═══ INPUT MATERIAL ═══
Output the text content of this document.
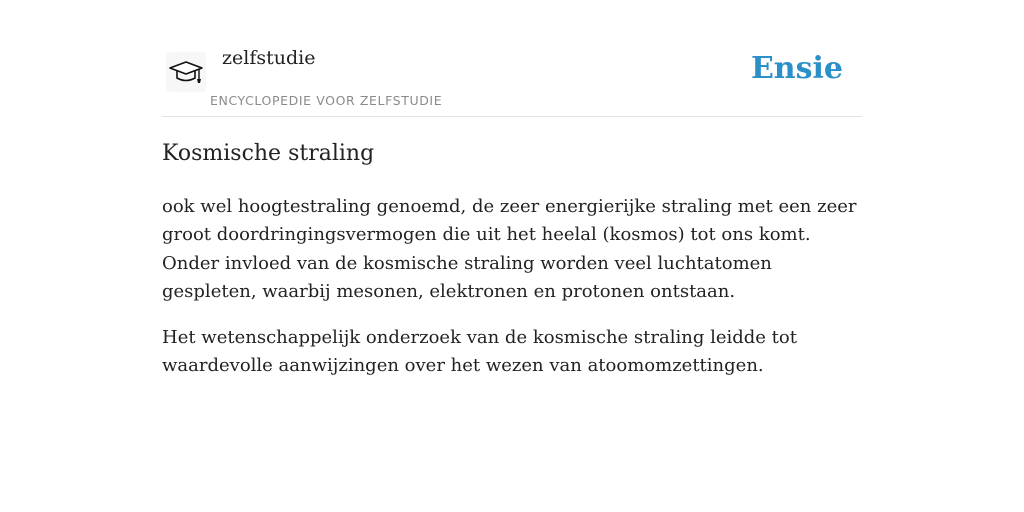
zelfstudie
ENCYCLOPEDIE VOOR ZELFSTUDIE
Ensie
Kosmische straling

ook wel hoogtestraling genoemd, de zeer energierijke straling met een zeer groot doordringingsvermogen die uit het heelal (kosmos) tot ons komt. Onder invloed van de kosmische straling worden veel luchtatomen gespleten, waarbij mesonen, elektronen en protonen ontstaan.

Het wetenschappelijk onderzoek van de kosmische straling leidde tot waardevolle aanwijzingen over het wezen van atoomomzettingen.
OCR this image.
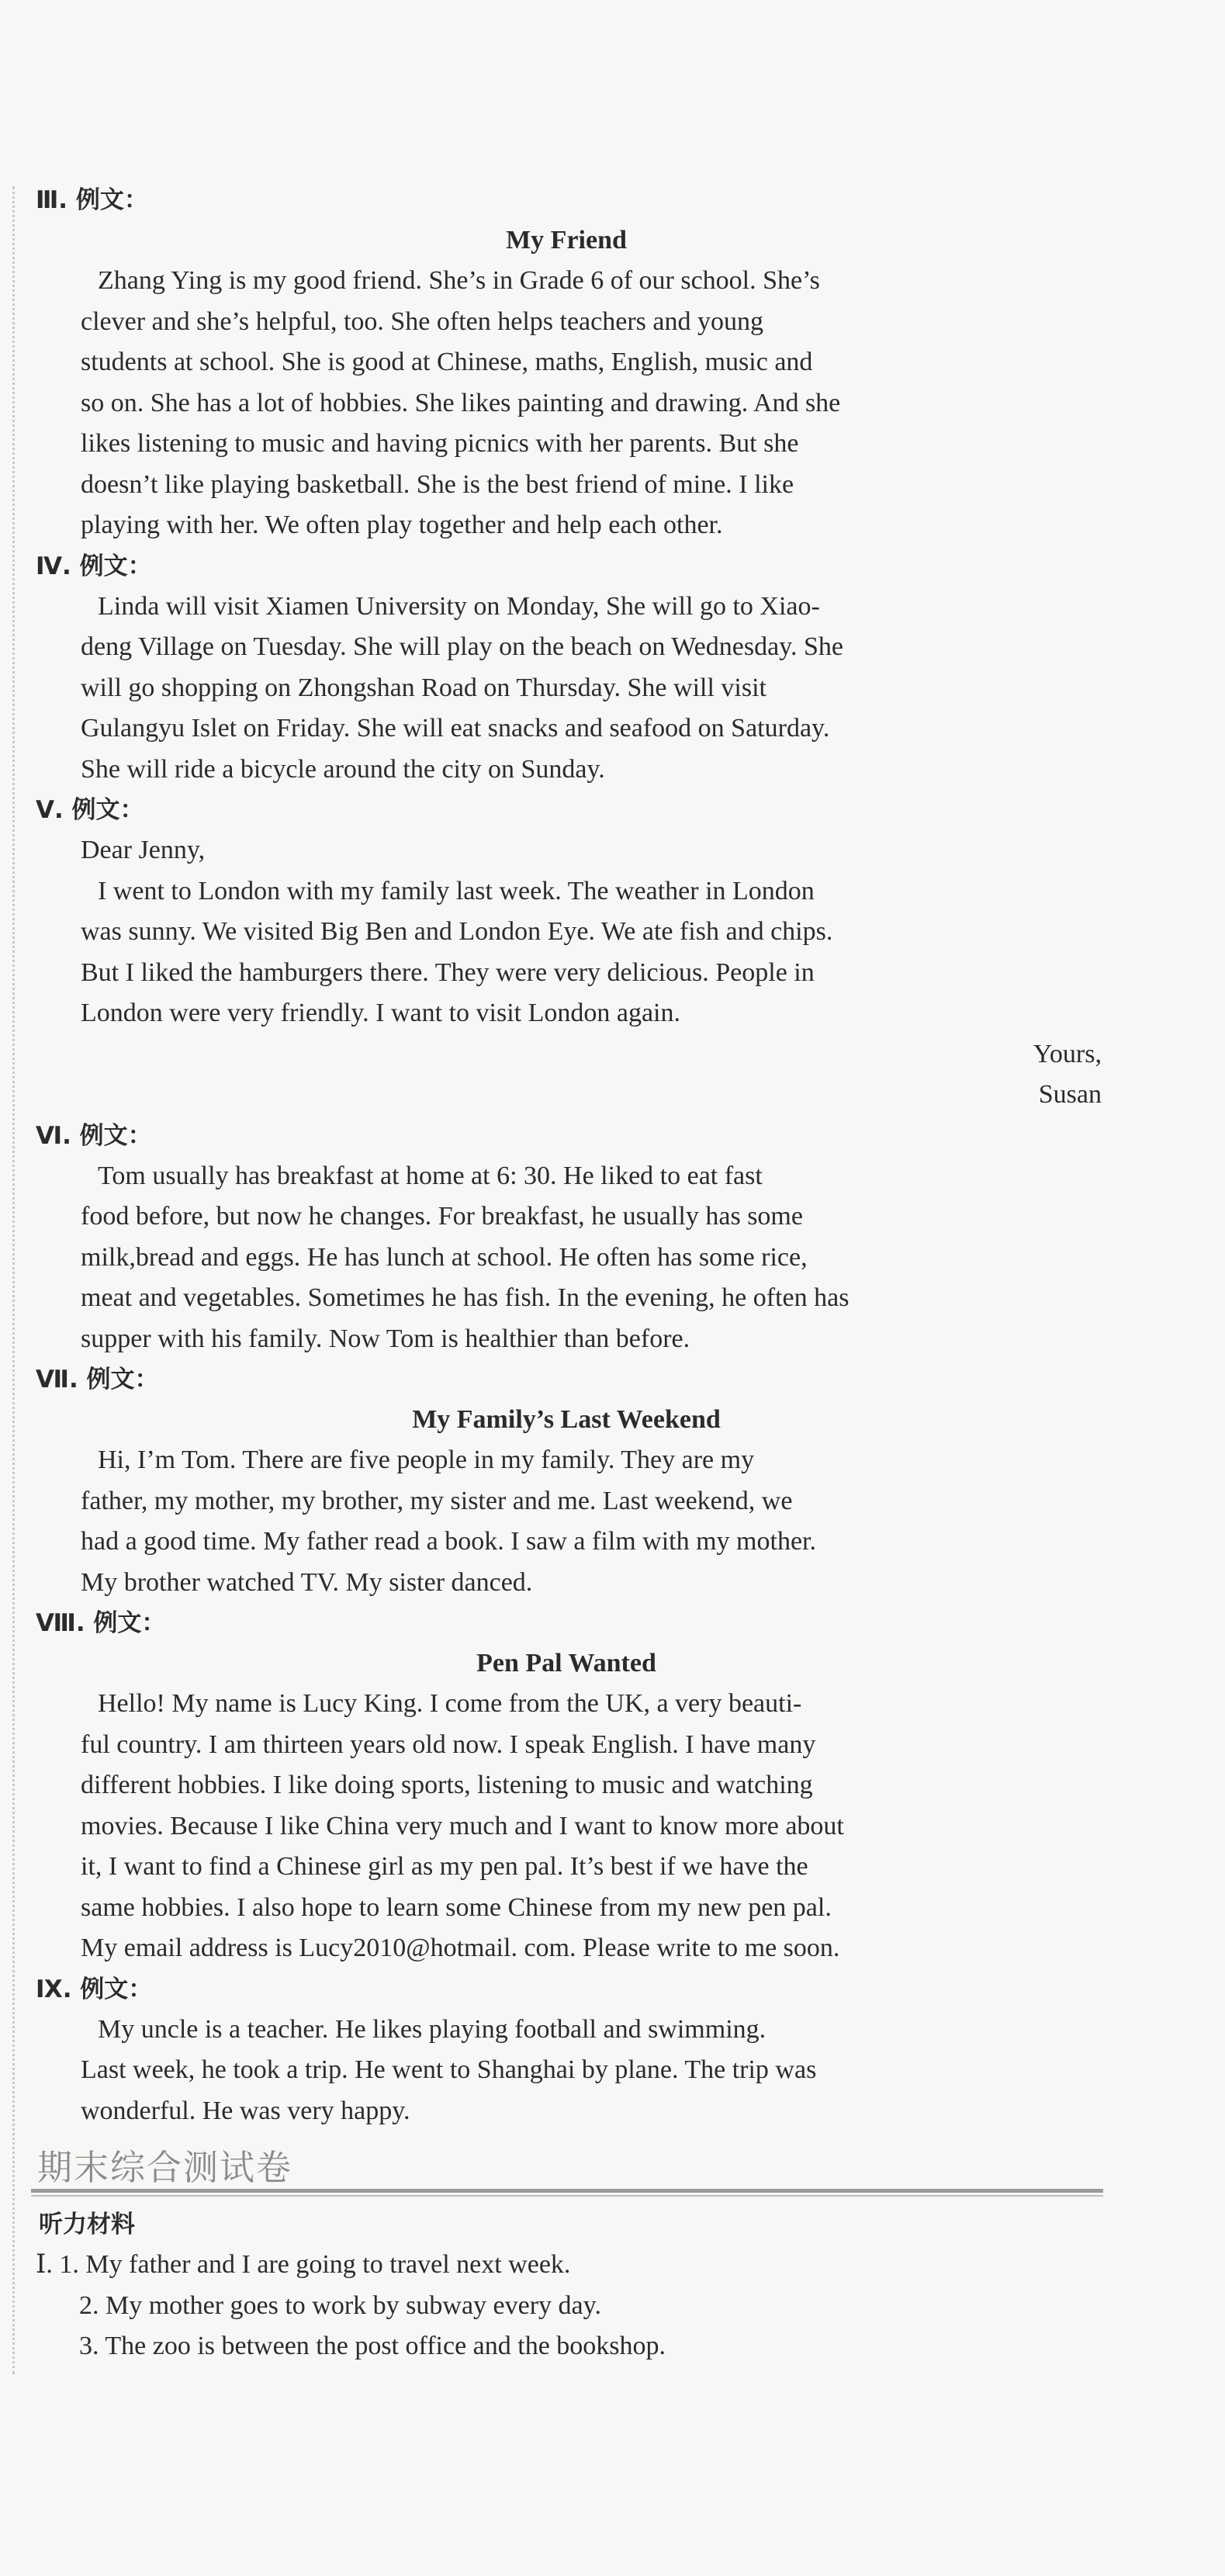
Ⅲ. 例文：
My Friend
Zhang Ying is my good friend. She’s in Grade 6 of our school. She’s
clever and she’s helpful, too. She often helps teachers and young
students at school. She is good at Chinese, maths, English, music and
so on. She has a lot of hobbies. She likes painting and drawing. And she
likes listening to music and having picnics with her parents. But she
doesn’t like playing basketball. She is the best friend of mine. I like
playing with her. We often play together and help each other.
Ⅳ. 例文：
Linda will visit Xiamen University on Monday, She will go to Xiao-
deng Village on Tuesday. She will play on the beach on Wednesday. She
will go shopping on Zhongshan Road on Thursday. She will visit
Gulangyu Islet on Friday. She will eat snacks and seafood on Saturday.
She will ride a bicycle around the city on Sunday.
Ⅴ. 例文：
Dear Jenny,
I went to London with my family last week. The weather in London
was sunny. We visited Big Ben and London Eye. We ate fish and chips.
But I liked the hamburgers there. They were very delicious. People in
London were very friendly. I want to visit London again.
Yours,
Susan
Ⅵ. 例文：
Tom usually has breakfast at home at 6: 30. He liked to eat fast
food before, but now he changes. For breakfast, he usually has some
milk,bread and eggs. He has lunch at school. He often has some rice,
meat and vegetables. Sometimes he has fish. In the evening, he often has
supper with his family. Now Tom is healthier than before.
Ⅶ. 例文：
My Family’s Last Weekend
Hi, I’m Tom. There are five people in my family. They are my
father, my mother, my brother, my sister and me. Last weekend, we
had a good time. My father read a book. I saw a film with my mother.
My brother watched TV. My sister danced.
Ⅷ. 例文：
Pen Pal Wanted
Hello! My name is Lucy King. I come from the UK, a very beauti-
ful country. I am thirteen years old now. I speak English. I have many
different hobbies. I like doing sports, listening to music and watching
movies. Because I like China very much and I want to know more about
it, I want to find a Chinese girl as my pen pal. It’s best if we have the
same hobbies. I also hope to learn some Chinese from my new pen pal.
My email address is Lucy2010@hotmail. com. Please write to me soon.
Ⅸ. 例文：
My uncle is a teacher. He likes playing football and swimming.
Last week, he took a trip. He went to Shanghai by plane. The trip was
wonderful. He was very happy.
期末综合测试卷
听力材料
Ⅰ. 1. My father and I are going to travel next week.
2. My mother goes to work by subway every day.
3. The zoo is between the post office and the bookshop.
═══
*SHORT TASK*:
Find the string "breakfast" in the entries above and return each line that holds it.

*WRITTEN ANSWER*:
Tom usually has breakfast at home at 6: 30. He liked to eat fast
food before, but now he changes. For breakfast, he usually has some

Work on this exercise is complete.